◆ SHORT EXERCISE
Gather every line below where "夏休みゴルフ研修会" appears.

◆ EXCERPTED DATA
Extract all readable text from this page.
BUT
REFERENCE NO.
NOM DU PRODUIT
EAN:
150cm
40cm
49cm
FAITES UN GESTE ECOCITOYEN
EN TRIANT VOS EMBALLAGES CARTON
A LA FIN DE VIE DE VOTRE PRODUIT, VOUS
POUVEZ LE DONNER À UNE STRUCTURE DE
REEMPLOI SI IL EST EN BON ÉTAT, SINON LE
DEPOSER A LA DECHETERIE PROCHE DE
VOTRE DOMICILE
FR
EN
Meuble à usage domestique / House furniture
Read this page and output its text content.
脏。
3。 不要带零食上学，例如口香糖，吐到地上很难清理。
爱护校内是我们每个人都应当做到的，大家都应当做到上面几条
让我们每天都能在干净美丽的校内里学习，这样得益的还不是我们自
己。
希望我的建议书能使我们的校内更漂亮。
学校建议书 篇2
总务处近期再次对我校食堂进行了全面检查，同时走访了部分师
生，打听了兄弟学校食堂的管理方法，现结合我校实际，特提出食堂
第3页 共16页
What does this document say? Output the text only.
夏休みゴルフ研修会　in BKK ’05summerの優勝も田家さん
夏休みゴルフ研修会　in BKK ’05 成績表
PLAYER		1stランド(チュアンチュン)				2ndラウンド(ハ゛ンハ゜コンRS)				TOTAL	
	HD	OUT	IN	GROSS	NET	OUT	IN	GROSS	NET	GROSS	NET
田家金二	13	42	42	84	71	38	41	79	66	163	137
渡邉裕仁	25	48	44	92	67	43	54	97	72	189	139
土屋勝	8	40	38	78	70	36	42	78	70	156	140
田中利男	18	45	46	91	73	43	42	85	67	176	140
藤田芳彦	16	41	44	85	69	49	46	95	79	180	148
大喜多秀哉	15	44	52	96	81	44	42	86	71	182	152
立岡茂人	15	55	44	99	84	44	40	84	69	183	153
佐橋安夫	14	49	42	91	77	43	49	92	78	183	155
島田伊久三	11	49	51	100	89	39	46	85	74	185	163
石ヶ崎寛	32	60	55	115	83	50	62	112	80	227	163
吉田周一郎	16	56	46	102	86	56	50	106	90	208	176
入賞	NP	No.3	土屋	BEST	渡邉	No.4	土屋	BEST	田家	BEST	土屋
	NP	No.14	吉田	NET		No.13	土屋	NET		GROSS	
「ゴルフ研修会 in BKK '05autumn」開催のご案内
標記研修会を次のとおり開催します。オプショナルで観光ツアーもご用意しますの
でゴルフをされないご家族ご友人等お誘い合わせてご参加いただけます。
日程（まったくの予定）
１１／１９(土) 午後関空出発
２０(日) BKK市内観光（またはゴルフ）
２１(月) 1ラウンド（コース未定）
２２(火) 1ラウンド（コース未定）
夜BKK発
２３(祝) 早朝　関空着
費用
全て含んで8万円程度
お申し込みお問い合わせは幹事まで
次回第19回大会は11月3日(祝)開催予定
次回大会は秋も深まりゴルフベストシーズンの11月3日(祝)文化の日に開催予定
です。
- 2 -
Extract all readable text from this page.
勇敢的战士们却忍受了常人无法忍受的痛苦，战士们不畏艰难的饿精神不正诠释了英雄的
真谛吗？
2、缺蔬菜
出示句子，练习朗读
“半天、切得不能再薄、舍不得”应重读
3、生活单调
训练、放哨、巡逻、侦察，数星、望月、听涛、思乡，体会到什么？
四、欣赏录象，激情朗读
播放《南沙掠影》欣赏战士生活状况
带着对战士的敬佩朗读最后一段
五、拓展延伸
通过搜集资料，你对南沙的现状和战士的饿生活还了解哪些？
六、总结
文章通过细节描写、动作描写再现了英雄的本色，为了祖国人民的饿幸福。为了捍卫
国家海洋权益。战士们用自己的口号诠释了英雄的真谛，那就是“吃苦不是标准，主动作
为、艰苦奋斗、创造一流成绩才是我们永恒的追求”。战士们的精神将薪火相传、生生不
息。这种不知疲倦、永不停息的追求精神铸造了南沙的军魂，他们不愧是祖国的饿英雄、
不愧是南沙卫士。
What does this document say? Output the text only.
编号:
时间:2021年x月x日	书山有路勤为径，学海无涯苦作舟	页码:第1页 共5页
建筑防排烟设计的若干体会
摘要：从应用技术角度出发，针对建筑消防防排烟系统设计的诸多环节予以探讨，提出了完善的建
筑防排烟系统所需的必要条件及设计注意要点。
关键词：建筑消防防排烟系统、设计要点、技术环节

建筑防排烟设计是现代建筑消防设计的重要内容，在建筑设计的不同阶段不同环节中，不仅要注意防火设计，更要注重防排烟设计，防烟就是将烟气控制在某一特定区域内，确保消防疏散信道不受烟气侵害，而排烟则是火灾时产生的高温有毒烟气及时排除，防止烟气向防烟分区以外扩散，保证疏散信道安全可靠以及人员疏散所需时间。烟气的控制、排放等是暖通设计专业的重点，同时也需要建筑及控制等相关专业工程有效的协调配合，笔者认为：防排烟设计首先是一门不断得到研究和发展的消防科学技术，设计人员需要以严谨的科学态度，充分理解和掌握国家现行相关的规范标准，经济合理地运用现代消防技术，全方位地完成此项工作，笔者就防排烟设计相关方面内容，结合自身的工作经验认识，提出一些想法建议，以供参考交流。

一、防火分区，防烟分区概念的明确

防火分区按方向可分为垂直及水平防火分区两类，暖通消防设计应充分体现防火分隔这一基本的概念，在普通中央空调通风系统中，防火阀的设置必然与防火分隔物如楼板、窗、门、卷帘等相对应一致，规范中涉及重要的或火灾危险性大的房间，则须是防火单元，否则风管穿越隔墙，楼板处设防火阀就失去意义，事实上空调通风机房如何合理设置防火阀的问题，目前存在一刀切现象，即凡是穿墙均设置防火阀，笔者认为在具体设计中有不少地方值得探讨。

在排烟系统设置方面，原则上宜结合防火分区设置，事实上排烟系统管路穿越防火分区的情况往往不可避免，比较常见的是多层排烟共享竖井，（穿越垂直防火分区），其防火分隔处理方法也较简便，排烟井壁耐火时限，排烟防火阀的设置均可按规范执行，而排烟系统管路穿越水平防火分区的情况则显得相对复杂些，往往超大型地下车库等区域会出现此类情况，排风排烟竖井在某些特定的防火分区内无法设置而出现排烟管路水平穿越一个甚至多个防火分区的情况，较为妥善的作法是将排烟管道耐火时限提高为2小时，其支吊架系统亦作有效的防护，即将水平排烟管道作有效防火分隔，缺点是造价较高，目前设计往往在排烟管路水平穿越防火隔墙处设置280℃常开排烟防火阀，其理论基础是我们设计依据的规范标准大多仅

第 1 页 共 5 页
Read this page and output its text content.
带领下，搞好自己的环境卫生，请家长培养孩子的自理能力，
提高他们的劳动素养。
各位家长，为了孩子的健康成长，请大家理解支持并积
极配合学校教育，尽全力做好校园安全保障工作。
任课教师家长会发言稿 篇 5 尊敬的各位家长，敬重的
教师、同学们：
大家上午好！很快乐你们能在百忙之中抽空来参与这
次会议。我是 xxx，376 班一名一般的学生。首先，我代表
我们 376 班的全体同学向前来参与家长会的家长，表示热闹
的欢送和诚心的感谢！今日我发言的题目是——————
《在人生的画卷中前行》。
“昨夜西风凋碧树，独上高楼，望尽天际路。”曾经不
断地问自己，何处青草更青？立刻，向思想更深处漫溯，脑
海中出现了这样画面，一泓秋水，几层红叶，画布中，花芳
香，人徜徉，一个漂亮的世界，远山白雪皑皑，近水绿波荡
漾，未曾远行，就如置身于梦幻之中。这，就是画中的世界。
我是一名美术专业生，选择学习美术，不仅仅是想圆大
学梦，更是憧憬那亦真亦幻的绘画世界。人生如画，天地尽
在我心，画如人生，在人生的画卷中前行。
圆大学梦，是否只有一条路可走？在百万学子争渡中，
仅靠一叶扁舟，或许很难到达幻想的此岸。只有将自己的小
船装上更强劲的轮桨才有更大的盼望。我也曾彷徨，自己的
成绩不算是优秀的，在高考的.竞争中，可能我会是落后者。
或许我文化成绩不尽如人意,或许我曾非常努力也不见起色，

◆ FINISHED ANSWER
夏休みゴルフ研修会　in BKK ’05summerの優勝も田家さん
夏休みゴルフ研修会　in BKK ’05 成績表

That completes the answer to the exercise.